Top of INFORMATION SUPPLIED

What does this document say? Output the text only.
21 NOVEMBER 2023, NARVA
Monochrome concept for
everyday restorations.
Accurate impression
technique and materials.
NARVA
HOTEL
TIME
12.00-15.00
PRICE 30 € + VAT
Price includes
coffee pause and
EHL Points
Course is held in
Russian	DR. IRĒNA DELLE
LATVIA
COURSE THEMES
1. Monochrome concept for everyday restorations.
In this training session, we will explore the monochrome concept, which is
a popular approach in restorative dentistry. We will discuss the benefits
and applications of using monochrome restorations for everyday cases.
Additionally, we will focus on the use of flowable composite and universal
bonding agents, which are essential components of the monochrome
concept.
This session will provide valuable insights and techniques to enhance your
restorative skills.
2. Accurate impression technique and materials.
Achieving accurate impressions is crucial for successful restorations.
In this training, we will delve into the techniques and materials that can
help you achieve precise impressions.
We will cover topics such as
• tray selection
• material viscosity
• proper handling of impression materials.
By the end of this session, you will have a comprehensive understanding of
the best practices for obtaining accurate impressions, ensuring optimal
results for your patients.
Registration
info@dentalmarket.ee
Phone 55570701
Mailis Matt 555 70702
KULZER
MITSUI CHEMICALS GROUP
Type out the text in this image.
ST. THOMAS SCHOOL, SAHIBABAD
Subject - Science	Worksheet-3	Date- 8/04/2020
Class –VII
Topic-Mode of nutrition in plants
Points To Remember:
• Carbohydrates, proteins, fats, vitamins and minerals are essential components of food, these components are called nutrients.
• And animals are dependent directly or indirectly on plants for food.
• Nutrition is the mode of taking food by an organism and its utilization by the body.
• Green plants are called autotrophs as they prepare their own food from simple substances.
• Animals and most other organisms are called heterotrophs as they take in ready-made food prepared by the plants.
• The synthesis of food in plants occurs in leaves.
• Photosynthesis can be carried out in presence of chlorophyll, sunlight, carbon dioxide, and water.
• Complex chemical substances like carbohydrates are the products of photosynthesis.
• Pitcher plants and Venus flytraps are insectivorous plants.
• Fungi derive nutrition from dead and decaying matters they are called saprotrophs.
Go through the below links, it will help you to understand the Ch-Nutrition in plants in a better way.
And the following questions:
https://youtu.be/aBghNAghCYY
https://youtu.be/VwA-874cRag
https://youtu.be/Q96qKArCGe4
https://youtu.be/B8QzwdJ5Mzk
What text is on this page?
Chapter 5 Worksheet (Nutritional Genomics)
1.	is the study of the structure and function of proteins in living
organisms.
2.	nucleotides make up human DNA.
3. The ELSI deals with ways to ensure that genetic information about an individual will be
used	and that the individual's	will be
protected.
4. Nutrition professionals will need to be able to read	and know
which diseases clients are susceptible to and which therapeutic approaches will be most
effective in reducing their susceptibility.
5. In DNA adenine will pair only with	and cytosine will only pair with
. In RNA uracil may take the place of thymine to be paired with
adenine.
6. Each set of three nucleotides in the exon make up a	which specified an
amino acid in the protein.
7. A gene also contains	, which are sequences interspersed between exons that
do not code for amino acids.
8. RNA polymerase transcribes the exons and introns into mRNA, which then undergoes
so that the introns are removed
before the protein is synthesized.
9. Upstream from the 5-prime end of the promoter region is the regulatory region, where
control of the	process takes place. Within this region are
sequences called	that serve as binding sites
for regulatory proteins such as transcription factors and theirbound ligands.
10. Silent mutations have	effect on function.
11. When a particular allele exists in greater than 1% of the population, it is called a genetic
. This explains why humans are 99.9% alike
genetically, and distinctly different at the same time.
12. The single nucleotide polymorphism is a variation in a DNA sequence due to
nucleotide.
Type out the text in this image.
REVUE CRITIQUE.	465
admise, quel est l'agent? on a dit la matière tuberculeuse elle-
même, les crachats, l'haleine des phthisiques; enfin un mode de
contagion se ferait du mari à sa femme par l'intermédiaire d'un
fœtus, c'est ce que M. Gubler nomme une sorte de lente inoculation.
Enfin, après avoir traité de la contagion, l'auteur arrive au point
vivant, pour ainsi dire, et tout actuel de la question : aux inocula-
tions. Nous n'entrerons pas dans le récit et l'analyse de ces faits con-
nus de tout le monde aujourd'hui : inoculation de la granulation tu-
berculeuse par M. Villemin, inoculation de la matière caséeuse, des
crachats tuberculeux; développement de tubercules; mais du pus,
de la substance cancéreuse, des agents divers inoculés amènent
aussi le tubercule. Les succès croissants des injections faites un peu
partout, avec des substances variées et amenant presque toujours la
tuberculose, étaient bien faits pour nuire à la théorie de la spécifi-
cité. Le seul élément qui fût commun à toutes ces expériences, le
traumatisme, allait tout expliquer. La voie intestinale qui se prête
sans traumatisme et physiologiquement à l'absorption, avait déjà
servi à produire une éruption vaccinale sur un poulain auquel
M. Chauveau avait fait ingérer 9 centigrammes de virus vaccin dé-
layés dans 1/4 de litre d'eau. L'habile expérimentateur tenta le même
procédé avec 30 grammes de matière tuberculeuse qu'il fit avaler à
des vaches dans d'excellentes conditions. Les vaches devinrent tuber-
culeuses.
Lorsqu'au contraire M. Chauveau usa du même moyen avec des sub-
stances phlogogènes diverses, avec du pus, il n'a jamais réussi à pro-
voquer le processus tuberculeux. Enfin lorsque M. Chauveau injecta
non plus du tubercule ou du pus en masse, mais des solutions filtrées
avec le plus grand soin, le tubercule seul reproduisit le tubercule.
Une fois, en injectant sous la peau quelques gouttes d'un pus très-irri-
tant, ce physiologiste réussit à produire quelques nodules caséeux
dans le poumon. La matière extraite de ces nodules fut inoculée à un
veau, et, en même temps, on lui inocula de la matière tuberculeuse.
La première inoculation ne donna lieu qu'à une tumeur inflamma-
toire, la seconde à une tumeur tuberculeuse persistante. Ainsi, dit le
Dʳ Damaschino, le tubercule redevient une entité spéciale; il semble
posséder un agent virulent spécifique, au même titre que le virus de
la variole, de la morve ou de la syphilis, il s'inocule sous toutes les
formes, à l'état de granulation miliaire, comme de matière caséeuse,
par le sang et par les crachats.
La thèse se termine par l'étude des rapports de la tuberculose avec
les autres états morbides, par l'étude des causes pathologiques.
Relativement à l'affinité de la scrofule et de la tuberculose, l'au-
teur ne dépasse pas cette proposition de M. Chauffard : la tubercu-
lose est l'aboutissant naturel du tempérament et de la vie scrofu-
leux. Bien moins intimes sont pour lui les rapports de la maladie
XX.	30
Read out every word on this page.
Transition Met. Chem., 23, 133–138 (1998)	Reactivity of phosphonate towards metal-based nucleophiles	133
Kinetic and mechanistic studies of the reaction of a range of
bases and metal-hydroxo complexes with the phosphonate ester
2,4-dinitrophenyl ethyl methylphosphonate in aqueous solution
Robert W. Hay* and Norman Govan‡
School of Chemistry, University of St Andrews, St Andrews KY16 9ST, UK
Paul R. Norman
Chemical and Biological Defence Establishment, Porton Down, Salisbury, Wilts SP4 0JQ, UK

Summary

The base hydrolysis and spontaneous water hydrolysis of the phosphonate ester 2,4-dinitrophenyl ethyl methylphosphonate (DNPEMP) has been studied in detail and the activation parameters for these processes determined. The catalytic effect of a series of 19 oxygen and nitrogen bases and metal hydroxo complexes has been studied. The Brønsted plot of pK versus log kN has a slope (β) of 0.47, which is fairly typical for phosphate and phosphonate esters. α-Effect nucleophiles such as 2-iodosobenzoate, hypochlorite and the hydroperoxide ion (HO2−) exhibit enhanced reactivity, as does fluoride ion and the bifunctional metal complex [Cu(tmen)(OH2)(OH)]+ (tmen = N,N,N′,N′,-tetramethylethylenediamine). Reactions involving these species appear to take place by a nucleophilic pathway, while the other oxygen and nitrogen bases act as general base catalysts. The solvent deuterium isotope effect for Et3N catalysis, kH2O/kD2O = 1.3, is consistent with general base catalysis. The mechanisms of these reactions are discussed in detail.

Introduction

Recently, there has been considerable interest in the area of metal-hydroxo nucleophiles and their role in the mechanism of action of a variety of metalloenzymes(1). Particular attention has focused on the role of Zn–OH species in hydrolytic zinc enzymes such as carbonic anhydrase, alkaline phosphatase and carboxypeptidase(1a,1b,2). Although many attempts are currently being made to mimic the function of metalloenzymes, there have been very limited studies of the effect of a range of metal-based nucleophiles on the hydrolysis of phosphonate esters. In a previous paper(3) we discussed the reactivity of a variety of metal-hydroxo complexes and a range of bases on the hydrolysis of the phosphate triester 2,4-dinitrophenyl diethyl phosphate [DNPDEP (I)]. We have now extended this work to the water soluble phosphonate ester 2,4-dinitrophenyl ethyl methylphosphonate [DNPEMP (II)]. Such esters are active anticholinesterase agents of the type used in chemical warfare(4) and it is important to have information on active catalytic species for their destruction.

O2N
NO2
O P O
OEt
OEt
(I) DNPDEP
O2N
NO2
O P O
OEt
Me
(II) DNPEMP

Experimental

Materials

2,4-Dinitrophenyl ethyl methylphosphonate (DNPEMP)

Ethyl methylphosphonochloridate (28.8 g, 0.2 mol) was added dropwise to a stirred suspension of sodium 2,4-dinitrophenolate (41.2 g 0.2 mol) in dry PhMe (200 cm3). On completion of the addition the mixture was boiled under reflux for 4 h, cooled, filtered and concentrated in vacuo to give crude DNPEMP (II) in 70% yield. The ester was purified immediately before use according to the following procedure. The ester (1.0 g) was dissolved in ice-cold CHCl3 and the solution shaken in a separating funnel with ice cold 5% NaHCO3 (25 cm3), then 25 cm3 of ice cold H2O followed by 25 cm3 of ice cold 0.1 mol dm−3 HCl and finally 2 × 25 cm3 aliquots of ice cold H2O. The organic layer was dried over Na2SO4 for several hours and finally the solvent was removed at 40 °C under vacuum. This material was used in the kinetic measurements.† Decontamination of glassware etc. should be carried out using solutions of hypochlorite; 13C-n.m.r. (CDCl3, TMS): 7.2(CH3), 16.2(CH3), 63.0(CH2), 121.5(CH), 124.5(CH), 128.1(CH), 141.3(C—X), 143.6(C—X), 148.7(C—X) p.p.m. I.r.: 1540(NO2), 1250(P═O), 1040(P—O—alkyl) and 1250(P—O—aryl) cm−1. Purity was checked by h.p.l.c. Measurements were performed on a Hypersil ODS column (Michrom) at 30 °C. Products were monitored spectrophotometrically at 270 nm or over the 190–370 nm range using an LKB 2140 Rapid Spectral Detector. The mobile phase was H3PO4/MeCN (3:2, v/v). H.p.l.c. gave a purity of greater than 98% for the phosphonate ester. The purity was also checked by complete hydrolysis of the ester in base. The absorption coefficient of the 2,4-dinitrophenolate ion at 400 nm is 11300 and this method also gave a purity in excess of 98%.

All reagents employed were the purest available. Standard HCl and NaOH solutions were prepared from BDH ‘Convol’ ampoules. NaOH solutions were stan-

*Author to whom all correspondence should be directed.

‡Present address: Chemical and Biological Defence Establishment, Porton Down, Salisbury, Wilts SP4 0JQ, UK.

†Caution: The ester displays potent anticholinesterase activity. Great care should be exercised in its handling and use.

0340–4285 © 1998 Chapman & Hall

Bottom of INFORMATION SUPPLIED

▶ DESCRIPTION OF THE TASK
Your task is to copy every line in the entries that holds the string "nodules".

▶ WRITTEN RESPONSE
tant, ce physiologiste réussit à produire quelques nodules caséeux
dans le poumon. La matière extraite de ces nodules fut inoculée à un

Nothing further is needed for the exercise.